== TASK PROMPT ==
The material below should be written out in full and exactly; pictures stay out of the copy.

Records contained in a dataset
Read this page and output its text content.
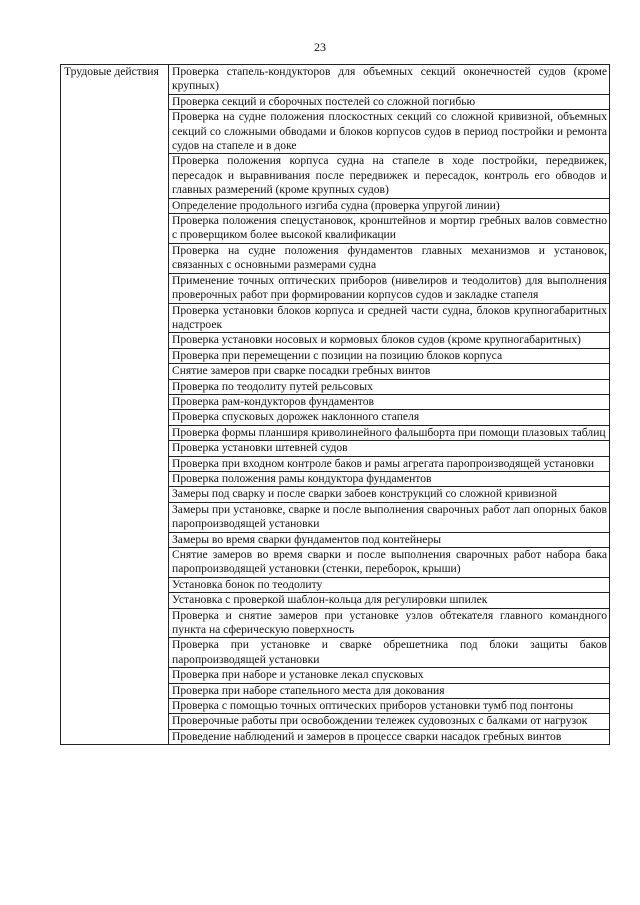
23
Трудовые действия	Проверка стапель-кондукторов для объемных секций оконечностей судов (кроме крупных)
Проверка секций и сборочных постелей со сложной погибью
Проверка на судне положения плоскостных секций со сложной кривизной, объемных секций со сложными обводами и блоков корпусов судов в период постройки и ремонта судов на стапеле и в доке
Проверка положения корпуса судна на стапеле в ходе постройки, передвижек, пересадок и выравнивания после передвижек и пересадок, контроль его обводов и главных размерений (кроме крупных судов)
Определение продольного изгиба судна (проверка упругой линии)
Проверка положения спецустановок, кронштейнов и мортир гребных валов совместно с проверщиком более высокой квалификации
Проверка на судне положения фундаментов главных механизмов и установок, связанных с основными размерами судна
Применение точных оптических приборов (нивелиров и теодолитов) для выполнения проверочных работ при формировании корпусов судов и закладке стапеля
Проверка установки блоков корпуса и средней части судна, блоков крупногабаритных надстроек
Проверка установки носовых и кормовых блоков судов (кроме крупногабаритных)
Проверка при перемещении с позиции на позицию блоков корпуса
Снятие замеров при сварке посадки гребных винтов
Проверка по теодолиту путей рельсовых
Проверка рам-кондукторов фундаментов
Проверка спусковых дорожек наклонного стапеля
Проверка формы планширя криволинейного фальшборта при помощи плазовых таблиц
Проверка установки штевней судов
Проверка при входном контроле баков и рамы агрегата паропроизводящей установки
Проверка положения рамы кондуктора фундаментов
Замеры под сварку и после сварки забоев конструкций со сложной кривизной
Замеры при установке, сварке и после выполнения сварочных работ лап опорных баков паропроизводящей установки
Замеры во время сварки фундаментов под контейнеры
Снятие замеров во время сварки и после выполнения сварочных работ набора бака паропроизводящей установки (стенки, переборок, крыши)
Установка бонок по теодолиту
Установка с проверкой шаблон-кольца для регулировки шпилек
Проверка и снятие замеров при установке узлов обтекателя главного командного пункта на сферическую поверхность
Проверка при установке и сварке обрешетника под блоки защиты баков паропроизводящей установки
Проверка при наборе и установке лекал спусковых
Проверка при наборе стапельного места для докования
Проверка с помощью точных оптических приборов установки тумб под понтоны
Проверочные работы при освобождении тележек судовозных с балками от нагрузок
Проведение наблюдений и замеров в процессе сварки насадок гребных винтов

== RESULT OF THE TASK ==
Read this page and output its text content.
23
Трудовые действия	Проверка стапель-кондукторов для объемных секций оконечностей судов (кроме крупных)
Проверка секций и сборочных постелей со сложной погибью
Проверка на судне положения плоскостных секций со сложной кривизной, объемных секций со сложными обводами и блоков корпусов судов в период постройки и ремонта судов на стапеле и в доке
Проверка положения корпуса судна на стапеле в ходе постройки, передвижек, пересадок и выравнивания после передвижек и пересадок, контроль его обводов и главных размерений (кроме крупных судов)
Определение продольного изгиба судна (проверка упругой линии)
Проверка положения спецустановок, кронштейнов и мортир гребных валов совместно с проверщиком более высокой квалификации
Проверка на судне положения фундаментов главных механизмов и установок, связанных с основными размерами судна
Применение точных оптических приборов (нивелиров и теодолитов) для выполнения проверочных работ при формировании корпусов судов и закладке стапеля
Проверка установки блоков корпуса и средней части судна, блоков крупногабаритных надстроек
Проверка установки носовых и кормовых блоков судов (кроме крупногабаритных)
Проверка при перемещении с позиции на позицию блоков корпуса
Снятие замеров при сварке посадки гребных винтов
Проверка по теодолиту путей рельсовых
Проверка рам-кондукторов фундаментов
Проверка спусковых дорожек наклонного стапеля
Проверка формы планширя криволинейного фальшборта при помощи плазовых таблиц
Проверка установки штевней судов
Проверка при входном контроле баков и рамы агрегата паропроизводящей установки
Проверка положения рамы кондуктора фундаментов
Замеры под сварку и после сварки забоев конструкций со сложной кривизной
Замеры при установке, сварке и после выполнения сварочных работ лап опорных баков паропроизводящей установки
Замеры во время сварки фундаментов под контейнеры
Снятие замеров во время сварки и после выполнения сварочных работ набора бака паропроизводящей установки (стенки, переборок, крыши)
Установка бонок по теодолиту
Установка с проверкой шаблон-кольца для регулировки шпилек
Проверка и снятие замеров при установке узлов обтекателя главного командного пункта на сферическую поверхность
Проверка при установке и сварке обрешетника под блоки защиты баков паропроизводящей установки
Проверка при наборе и установке лекал спусковых
Проверка при наборе стапельного места для докования
Проверка с помощью точных оптических приборов установки тумб под понтоны
Проверочные работы при освобождении тележек судовозных с балками от нагрузок
Проведение наблюдений и замеров в процессе сварки насадок гребных винтов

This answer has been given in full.